■ **Directive**
Write out the entries verbatim and leave the images out of the copy.

Data records:
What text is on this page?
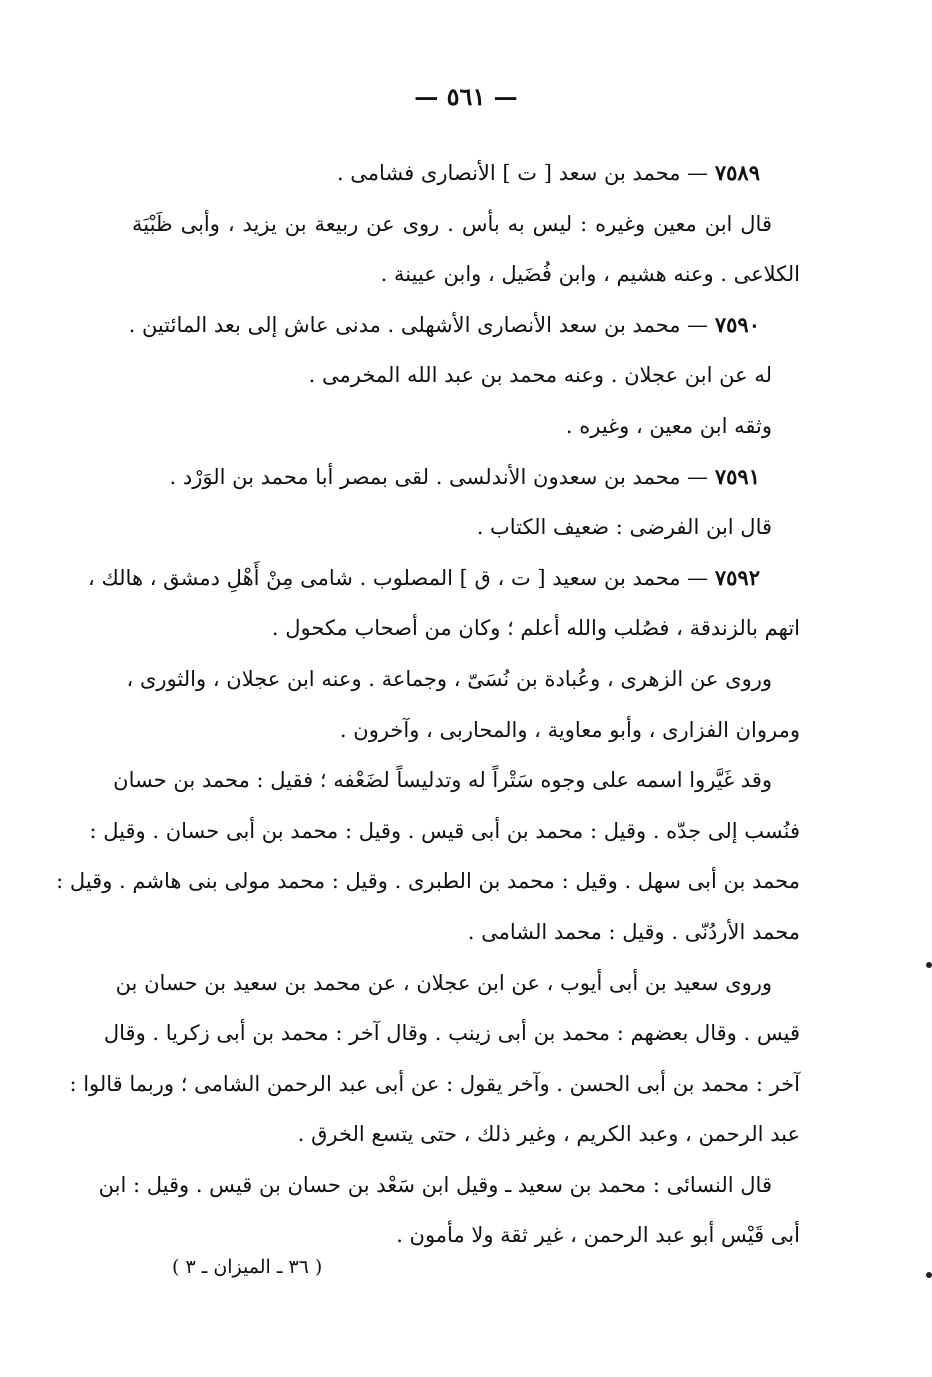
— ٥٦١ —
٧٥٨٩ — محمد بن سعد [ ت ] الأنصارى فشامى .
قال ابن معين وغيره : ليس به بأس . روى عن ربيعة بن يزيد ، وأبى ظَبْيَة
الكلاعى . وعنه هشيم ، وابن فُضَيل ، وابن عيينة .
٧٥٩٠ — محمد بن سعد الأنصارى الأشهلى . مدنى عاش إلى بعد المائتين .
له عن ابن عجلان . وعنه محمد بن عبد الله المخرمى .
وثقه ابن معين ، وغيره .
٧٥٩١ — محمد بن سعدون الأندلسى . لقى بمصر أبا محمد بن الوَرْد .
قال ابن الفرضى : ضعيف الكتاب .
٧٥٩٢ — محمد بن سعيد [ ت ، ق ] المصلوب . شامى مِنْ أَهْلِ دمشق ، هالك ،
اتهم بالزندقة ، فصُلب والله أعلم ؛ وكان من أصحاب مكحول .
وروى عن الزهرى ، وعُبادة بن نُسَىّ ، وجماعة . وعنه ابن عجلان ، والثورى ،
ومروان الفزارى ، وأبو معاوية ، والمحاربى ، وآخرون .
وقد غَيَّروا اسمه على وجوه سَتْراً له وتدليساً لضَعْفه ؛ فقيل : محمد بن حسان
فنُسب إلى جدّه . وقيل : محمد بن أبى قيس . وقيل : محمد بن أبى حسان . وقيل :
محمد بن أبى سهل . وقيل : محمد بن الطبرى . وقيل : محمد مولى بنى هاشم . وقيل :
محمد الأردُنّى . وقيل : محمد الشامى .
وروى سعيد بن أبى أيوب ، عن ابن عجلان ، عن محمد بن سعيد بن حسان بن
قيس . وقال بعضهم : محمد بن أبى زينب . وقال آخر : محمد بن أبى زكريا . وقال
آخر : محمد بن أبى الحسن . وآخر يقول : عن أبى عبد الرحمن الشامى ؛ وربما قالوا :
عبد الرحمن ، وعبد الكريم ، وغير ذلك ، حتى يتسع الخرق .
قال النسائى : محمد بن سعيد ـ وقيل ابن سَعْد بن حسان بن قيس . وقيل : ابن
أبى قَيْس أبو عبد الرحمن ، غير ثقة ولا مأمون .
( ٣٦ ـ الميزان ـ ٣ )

■ **Task result**
What text is on this page?
— ٥٦١ —
٧٥٨٩ — محمد بن سعد [ ت ] الأنصارى فشامى .
قال ابن معين وغيره : ليس به بأس . روى عن ربيعة بن يزيد ، وأبى ظَبْيَة
الكلاعى . وعنه هشيم ، وابن فُضَيل ، وابن عيينة .
٧٥٩٠ — محمد بن سعد الأنصارى الأشهلى . مدنى عاش إلى بعد المائتين .
له عن ابن عجلان . وعنه محمد بن عبد الله المخرمى .
وثقه ابن معين ، وغيره .
٧٥٩١ — محمد بن سعدون الأندلسى . لقى بمصر أبا محمد بن الوَرْد .
قال ابن الفرضى : ضعيف الكتاب .
٧٥٩٢ — محمد بن سعيد [ ت ، ق ] المصلوب . شامى مِنْ أَهْلِ دمشق ، هالك ،
اتهم بالزندقة ، فصُلب والله أعلم ؛ وكان من أصحاب مكحول .
وروى عن الزهرى ، وعُبادة بن نُسَىّ ، وجماعة . وعنه ابن عجلان ، والثورى ،
ومروان الفزارى ، وأبو معاوية ، والمحاربى ، وآخرون .
وقد غَيَّروا اسمه على وجوه سَتْراً له وتدليساً لضَعْفه ؛ فقيل : محمد بن حسان
فنُسب إلى جدّه . وقيل : محمد بن أبى قيس . وقيل : محمد بن أبى حسان . وقيل :
محمد بن أبى سهل . وقيل : محمد بن الطبرى . وقيل : محمد مولى بنى هاشم . وقيل :
محمد الأردُنّى . وقيل : محمد الشامى .
وروى سعيد بن أبى أيوب ، عن ابن عجلان ، عن محمد بن سعيد بن حسان بن
قيس . وقال بعضهم : محمد بن أبى زينب . وقال آخر : محمد بن أبى زكريا . وقال
آخر : محمد بن أبى الحسن . وآخر يقول : عن أبى عبد الرحمن الشامى ؛ وربما قالوا :
عبد الرحمن ، وعبد الكريم ، وغير ذلك ، حتى يتسع الخرق .
قال النسائى : محمد بن سعيد ـ وقيل ابن سَعْد بن حسان بن قيس . وقيل : ابن
أبى قَيْس أبو عبد الرحمن ، غير ثقة ولا مأمون .
( ٣٦ ـ الميزان ـ ٣ )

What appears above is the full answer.